#### What you need to do:
Copy out the entries below in full and exactly.

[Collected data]
● ● ● ● ● ● ●

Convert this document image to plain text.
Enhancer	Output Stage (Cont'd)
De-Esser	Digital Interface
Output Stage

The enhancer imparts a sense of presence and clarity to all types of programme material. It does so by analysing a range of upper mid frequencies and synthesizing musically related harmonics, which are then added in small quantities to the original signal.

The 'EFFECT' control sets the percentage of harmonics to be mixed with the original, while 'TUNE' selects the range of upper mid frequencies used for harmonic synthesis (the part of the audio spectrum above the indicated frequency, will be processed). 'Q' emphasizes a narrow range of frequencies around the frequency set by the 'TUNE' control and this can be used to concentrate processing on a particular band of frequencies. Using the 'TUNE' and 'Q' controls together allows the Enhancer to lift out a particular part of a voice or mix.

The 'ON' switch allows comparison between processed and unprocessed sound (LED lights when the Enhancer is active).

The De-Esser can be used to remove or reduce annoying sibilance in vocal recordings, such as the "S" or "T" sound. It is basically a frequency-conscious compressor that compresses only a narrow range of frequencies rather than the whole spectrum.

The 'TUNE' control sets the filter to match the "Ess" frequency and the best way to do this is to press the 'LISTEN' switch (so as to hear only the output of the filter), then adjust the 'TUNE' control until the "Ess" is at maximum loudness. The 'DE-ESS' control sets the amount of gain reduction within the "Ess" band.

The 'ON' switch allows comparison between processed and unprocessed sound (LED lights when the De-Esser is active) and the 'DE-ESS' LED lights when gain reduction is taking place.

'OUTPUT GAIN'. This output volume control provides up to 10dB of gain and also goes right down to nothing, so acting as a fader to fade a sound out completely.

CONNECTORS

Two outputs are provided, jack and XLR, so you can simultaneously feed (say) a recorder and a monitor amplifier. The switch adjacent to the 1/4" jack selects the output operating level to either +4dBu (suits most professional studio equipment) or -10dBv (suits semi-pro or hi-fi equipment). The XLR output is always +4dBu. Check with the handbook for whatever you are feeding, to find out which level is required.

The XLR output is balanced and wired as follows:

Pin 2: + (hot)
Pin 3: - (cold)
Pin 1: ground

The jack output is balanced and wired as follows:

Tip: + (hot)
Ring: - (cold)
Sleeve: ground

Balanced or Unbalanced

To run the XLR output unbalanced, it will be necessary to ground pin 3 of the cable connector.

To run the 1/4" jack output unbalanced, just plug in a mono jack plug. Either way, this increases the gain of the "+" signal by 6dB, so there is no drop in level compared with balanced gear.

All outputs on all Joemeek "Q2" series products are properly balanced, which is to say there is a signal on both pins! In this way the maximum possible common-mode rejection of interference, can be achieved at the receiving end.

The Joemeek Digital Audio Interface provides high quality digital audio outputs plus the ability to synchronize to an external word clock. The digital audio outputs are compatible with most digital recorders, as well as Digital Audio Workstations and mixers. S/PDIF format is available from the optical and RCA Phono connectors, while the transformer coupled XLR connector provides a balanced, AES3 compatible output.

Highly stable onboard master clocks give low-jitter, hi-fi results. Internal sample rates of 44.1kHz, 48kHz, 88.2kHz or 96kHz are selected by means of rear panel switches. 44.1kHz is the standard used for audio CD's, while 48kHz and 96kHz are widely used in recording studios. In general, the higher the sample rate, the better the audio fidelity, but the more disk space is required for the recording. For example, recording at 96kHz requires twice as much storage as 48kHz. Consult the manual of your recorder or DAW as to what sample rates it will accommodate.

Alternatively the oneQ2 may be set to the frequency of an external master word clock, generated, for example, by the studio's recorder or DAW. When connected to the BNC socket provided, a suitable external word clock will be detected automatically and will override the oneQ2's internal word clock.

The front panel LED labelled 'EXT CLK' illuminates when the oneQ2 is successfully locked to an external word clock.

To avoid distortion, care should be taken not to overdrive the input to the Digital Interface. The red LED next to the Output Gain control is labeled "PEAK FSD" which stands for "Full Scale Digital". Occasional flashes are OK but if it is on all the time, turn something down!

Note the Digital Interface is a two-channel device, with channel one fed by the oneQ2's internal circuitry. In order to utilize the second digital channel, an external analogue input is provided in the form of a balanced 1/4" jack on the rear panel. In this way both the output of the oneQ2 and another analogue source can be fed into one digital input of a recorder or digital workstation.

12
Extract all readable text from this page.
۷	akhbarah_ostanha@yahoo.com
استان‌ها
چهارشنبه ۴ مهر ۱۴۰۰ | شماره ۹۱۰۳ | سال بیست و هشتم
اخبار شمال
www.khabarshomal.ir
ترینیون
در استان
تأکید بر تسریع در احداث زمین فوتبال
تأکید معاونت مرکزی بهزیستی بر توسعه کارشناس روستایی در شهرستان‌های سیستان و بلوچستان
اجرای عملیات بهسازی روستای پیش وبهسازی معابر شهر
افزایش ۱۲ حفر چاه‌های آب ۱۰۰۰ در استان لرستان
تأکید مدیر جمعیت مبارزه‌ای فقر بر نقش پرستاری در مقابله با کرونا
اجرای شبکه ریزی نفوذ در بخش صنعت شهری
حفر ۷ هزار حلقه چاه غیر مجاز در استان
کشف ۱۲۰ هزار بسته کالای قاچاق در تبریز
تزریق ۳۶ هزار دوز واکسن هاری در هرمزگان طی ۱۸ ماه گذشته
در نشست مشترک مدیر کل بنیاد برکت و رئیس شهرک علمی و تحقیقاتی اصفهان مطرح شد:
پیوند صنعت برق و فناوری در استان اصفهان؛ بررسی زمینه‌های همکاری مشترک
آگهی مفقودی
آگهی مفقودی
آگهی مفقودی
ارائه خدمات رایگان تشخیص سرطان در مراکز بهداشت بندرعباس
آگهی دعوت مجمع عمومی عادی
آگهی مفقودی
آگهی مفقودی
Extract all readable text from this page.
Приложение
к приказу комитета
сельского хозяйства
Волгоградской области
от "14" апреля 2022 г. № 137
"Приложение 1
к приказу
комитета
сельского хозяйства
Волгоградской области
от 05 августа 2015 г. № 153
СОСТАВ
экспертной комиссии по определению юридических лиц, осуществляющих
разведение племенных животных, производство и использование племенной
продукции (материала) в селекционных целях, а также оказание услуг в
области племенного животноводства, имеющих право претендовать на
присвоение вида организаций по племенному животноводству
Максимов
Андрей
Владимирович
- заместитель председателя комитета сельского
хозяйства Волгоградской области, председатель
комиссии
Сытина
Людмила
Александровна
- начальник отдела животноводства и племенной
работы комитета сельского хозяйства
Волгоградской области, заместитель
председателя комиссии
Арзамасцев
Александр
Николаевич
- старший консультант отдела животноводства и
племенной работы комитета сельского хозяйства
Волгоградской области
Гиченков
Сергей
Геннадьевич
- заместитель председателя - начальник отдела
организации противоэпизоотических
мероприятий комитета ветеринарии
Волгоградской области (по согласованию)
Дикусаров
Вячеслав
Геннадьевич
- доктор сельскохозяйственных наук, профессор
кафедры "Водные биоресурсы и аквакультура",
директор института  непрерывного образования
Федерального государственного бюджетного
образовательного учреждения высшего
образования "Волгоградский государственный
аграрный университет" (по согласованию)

● ● ● ● ● ● ●

#### Solution to the problem:
Convert this document image to plain text.
Enhancer	Output Stage (Cont'd)
De-Esser	Digital Interface
Output Stage

The enhancer imparts a sense of presence and clarity to all types of programme material. It does so by analysing a range of upper mid frequencies and synthesizing musically related harmonics, which are then added in small quantities to the original signal.

The 'EFFECT' control sets the percentage of harmonics to be mixed with the original, while 'TUNE' selects the range of upper mid frequencies used for harmonic synthesis (the part of the audio spectrum above the indicated frequency, will be processed). 'Q' emphasizes a narrow range of frequencies around the frequency set by the 'TUNE' control and this can be used to concentrate processing on a particular band of frequencies. Using the 'TUNE' and 'Q' controls together allows the Enhancer to lift out a particular part of a voice or mix.

The 'ON' switch allows comparison between processed and unprocessed sound (LED lights when the Enhancer is active).

The De-Esser can be used to remove or reduce annoying sibilance in vocal recordings, such as the "S" or "T" sound. It is basically a frequency-conscious compressor that compresses only a narrow range of frequencies rather than the whole spectrum.

The 'TUNE' control sets the filter to match the "Ess" frequency and the best way to do this is to press the 'LISTEN' switch (so as to hear only the output of the filter), then adjust the 'TUNE' control until the "Ess" is at maximum loudness. The 'DE-ESS' control sets the amount of gain reduction within the "Ess" band.

The 'ON' switch allows comparison between processed and unprocessed sound (LED lights when the De-Esser is active) and the 'DE-ESS' LED lights when gain reduction is taking place.

'OUTPUT GAIN'. This output volume control provides up to 10dB of gain and also goes right down to nothing, so acting as a fader to fade a sound out completely.

CONNECTORS

Two outputs are provided, jack and XLR, so you can simultaneously feed (say) a recorder and a monitor amplifier. The switch adjacent to the 1/4" jack selects the output operating level to either +4dBu (suits most professional studio equipment) or -10dBv (suits semi-pro or hi-fi equipment). The XLR output is always +4dBu. Check with the handbook for whatever you are feeding, to find out which level is required.

The XLR output is balanced and wired as follows:

Pin 2: + (hot)
Pin 3: - (cold)
Pin 1: ground

The jack output is balanced and wired as follows:

Tip: + (hot)
Ring: - (cold)
Sleeve: ground

Balanced or Unbalanced

To run the XLR output unbalanced, it will be necessary to ground pin 3 of the cable connector.

To run the 1/4" jack output unbalanced, just plug in a mono jack plug. Either way, this increases the gain of the "+" signal by 6dB, so there is no drop in level compared with balanced gear.

All outputs on all Joemeek "Q2" series products are properly balanced, which is to say there is a signal on both pins! In this way the maximum possible common-mode rejection of interference, can be achieved at the receiving end.

The Joemeek Digital Audio Interface provides high quality digital audio outputs plus the ability to synchronize to an external word clock. The digital audio outputs are compatible with most digital recorders, as well as Digital Audio Workstations and mixers. S/PDIF format is available from the optical and RCA Phono connectors, while the transformer coupled XLR connector provides a balanced, AES3 compatible output.

Highly stable onboard master clocks give low-jitter, hi-fi results. Internal sample rates of 44.1kHz, 48kHz, 88.2kHz or 96kHz are selected by means of rear panel switches. 44.1kHz is the standard used for audio CD's, while 48kHz and 96kHz are widely used in recording studios. In general, the higher the sample rate, the better the audio fidelity, but the more disk space is required for the recording. For example, recording at 96kHz requires twice as much storage as 48kHz. Consult the manual of your recorder or DAW as to what sample rates it will accommodate.

Alternatively the oneQ2 may be set to the frequency of an external master word clock, generated, for example, by the studio's recorder or DAW. When connected to the BNC socket provided, a suitable external word clock will be detected automatically and will override the oneQ2's internal word clock.

The front panel LED labelled 'EXT CLK' illuminates when the oneQ2 is successfully locked to an external word clock.

To avoid distortion, care should be taken not to overdrive the input to the Digital Interface. The red LED next to the Output Gain control is labeled "PEAK FSD" which stands for "Full Scale Digital". Occasional flashes are OK but if it is on all the time, turn something down!

Note the Digital Interface is a two-channel device, with channel one fed by the oneQ2's internal circuitry. In order to utilize the second digital channel, an external analogue input is provided in the form of a balanced 1/4" jack on the rear panel. In this way both the output of the oneQ2 and another analogue source can be fed into one digital input of a recorder or digital workstation.

12
Extract all readable text from this page.
۷	akhbarah_ostanha@yahoo.com
استان‌ها
چهارشنبه ۴ مهر ۱۴۰۰ | شماره ۹۱۰۳ | سال بیست و هشتم
اخبار شمال
www.khabarshomal.ir
ترینیون
در استان
تأکید بر تسریع در احداث زمین فوتبال
تأکید معاونت مرکزی بهزیستی بر توسعه کارشناس روستایی در شهرستان‌های سیستان و بلوچستان
اجرای عملیات بهسازی روستای پیش وبهسازی معابر شهر
افزایش ۱۲ حفر چاه‌های آب ۱۰۰۰ در استان لرستان
تأکید مدیر جمعیت مبارزه‌ای فقر بر نقش پرستاری در مقابله با کرونا
اجرای شبکه ریزی نفوذ در بخش صنعت شهری
حفر ۷ هزار حلقه چاه غیر مجاز در استان
کشف ۱۲۰ هزار بسته کالای قاچاق در تبریز
تزریق ۳۶ هزار دوز واکسن هاری در هرمزگان طی ۱۸ ماه گذشته
در نشست مشترک مدیر کل بنیاد برکت و رئیس شهرک علمی و تحقیقاتی اصفهان مطرح شد:
پیوند صنعت برق و فناوری در استان اصفهان؛ بررسی زمینه‌های همکاری مشترک
آگهی مفقودی
آگهی مفقودی
آگهی مفقودی
ارائه خدمات رایگان تشخیص سرطان در مراکز بهداشت بندرعباس
آگهی دعوت مجمع عمومی عادی
آگهی مفقودی
آگهی مفقودی
Extract all readable text from this page.
Приложение
к приказу комитета
сельского хозяйства
Волгоградской области
от "14" апреля 2022 г. № 137
"Приложение 1
к приказу
комитета
сельского хозяйства
Волгоградской области
от 05 августа 2015 г. № 153
СОСТАВ
экспертной комиссии по определению юридических лиц, осуществляющих
разведение племенных животных, производство и использование племенной
продукции (материала) в селекционных целях, а также оказание услуг в
области племенного животноводства, имеющих право претендовать на
присвоение вида организаций по племенному животноводству
Максимов
Андрей
Владимирович
- заместитель председателя комитета сельского
хозяйства Волгоградской области, председатель
комиссии
Сытина
Людмила
Александровна
- начальник отдела животноводства и племенной
работы комитета сельского хозяйства
Волгоградской области, заместитель
председателя комиссии
Арзамасцев
Александр
Николаевич
- старший консультант отдела животноводства и
племенной работы комитета сельского хозяйства
Волгоградской области
Гиченков
Сергей
Геннадьевич
- заместитель председателя - начальник отдела
организации противоэпизоотических
мероприятий комитета ветеринарии
Волгоградской области (по согласованию)
Дикусаров
Вячеслав
Геннадьевич
- доктор сельскохозяйственных наук, профессор
кафедры "Водные биоресурсы и аквакультура",
директор института  непрерывного образования
Федерального государственного бюджетного
образовательного учреждения высшего
образования "Волгоградский государственный
аграрный университет" (по согласованию)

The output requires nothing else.